Exercise goal
Reply with nothing but the number of lines in the data below where the word "required" occurs.

Dataset extract
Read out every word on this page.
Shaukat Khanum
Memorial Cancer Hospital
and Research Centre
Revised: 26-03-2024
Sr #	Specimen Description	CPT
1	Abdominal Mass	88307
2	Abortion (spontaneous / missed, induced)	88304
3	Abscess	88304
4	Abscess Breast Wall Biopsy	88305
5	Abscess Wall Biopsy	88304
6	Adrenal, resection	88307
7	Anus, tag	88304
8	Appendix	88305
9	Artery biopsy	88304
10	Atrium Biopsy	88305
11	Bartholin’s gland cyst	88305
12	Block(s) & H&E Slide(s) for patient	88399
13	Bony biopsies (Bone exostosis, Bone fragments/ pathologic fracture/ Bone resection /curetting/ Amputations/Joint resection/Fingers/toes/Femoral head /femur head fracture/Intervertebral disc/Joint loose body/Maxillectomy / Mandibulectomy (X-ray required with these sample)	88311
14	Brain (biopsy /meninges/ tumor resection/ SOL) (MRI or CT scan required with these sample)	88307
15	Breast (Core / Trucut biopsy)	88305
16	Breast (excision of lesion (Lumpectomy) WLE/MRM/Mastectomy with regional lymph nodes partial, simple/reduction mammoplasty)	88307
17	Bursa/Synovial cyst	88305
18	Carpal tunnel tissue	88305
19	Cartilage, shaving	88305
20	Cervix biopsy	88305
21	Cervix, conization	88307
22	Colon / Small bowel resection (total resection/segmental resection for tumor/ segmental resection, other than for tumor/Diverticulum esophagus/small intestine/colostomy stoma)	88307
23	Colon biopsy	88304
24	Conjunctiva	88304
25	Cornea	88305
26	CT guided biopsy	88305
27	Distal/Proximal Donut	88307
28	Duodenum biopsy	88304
* * *
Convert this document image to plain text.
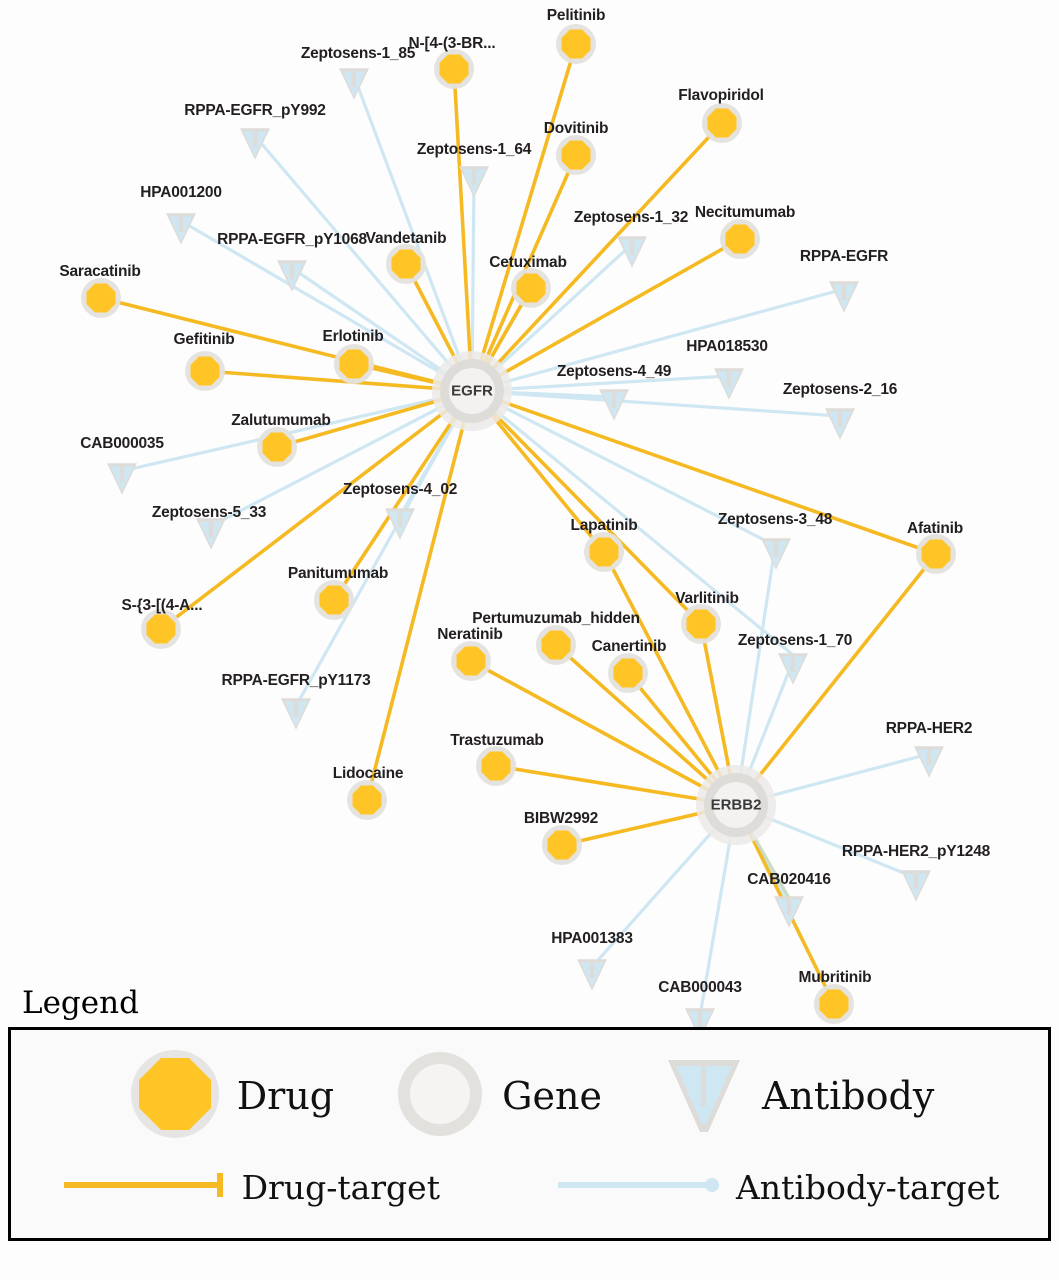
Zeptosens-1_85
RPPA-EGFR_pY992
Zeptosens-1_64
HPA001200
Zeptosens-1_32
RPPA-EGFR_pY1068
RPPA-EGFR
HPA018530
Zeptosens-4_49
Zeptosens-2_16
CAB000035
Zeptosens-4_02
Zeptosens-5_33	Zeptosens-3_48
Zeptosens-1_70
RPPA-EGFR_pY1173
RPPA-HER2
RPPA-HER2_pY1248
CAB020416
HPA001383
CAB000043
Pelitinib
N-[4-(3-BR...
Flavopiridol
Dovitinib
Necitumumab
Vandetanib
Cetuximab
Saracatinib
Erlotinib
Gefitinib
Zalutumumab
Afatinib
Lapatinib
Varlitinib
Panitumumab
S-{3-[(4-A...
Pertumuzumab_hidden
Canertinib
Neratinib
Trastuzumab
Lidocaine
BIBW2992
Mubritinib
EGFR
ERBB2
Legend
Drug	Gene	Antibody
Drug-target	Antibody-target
---
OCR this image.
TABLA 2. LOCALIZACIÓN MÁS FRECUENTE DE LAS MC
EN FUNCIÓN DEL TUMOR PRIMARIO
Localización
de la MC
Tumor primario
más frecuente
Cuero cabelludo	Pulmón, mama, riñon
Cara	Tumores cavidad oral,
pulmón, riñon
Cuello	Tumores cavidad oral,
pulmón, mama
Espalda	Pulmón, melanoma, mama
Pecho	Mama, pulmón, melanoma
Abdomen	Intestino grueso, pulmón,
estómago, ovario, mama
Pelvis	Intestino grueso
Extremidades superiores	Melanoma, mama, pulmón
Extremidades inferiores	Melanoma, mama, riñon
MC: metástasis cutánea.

Final answer
2